SHORT EXERCISE >> The exercise asks you to copy every line below in which "name" appears.

>> BEGIN

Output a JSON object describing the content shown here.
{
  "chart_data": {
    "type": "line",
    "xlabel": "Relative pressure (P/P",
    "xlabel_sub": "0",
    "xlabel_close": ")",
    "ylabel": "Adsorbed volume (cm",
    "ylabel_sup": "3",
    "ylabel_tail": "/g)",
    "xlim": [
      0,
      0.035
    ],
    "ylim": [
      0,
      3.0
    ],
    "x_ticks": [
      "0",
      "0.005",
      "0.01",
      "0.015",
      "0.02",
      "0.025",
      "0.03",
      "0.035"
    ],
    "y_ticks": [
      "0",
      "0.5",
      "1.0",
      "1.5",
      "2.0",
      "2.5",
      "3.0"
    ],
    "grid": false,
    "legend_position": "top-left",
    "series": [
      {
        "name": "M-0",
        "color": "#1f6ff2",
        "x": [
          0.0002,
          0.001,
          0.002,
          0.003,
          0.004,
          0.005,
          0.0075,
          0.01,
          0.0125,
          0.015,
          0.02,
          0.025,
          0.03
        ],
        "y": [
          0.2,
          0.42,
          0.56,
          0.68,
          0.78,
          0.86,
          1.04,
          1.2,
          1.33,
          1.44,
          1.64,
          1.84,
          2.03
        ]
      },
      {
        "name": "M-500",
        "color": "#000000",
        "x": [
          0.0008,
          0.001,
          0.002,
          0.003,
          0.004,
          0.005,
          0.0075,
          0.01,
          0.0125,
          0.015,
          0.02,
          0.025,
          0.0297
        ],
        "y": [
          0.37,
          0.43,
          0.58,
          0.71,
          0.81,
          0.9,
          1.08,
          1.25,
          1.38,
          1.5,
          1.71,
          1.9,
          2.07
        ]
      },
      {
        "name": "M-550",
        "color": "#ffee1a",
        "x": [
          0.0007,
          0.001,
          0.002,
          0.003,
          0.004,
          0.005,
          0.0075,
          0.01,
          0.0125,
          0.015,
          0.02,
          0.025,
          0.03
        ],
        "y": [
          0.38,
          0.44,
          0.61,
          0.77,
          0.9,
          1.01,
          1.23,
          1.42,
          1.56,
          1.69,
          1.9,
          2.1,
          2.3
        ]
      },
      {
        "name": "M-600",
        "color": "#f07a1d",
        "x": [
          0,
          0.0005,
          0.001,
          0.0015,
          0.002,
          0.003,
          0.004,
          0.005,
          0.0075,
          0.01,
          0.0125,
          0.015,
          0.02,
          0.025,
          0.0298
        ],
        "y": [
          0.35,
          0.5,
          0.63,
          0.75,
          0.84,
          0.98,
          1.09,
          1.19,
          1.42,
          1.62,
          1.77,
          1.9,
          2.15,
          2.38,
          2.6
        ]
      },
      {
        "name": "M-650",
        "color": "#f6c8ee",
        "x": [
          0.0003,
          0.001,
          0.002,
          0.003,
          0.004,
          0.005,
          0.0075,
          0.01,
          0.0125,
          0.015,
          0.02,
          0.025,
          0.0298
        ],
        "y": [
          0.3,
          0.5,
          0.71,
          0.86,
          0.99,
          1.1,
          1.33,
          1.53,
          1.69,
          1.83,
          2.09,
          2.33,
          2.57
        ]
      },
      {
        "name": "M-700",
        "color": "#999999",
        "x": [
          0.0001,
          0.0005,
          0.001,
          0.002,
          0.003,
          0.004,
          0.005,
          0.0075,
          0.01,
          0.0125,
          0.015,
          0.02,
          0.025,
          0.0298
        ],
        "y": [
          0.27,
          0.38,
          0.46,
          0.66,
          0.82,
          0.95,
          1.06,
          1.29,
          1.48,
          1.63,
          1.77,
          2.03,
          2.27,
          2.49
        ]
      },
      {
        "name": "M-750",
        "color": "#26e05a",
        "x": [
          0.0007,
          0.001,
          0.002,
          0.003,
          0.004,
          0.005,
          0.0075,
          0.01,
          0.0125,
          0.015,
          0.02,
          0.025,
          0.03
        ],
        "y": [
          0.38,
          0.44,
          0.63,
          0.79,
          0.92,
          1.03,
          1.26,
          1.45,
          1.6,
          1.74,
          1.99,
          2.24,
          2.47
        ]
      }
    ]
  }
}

>> END

SOLUTION FOR THIS EXERCISE >>
        "name": "M-0",
        "name": "M-500",
        "name": "M-550",
        "name": "M-600",
        "name": "M-650",
        "name": "M-700",
        "name": "M-750",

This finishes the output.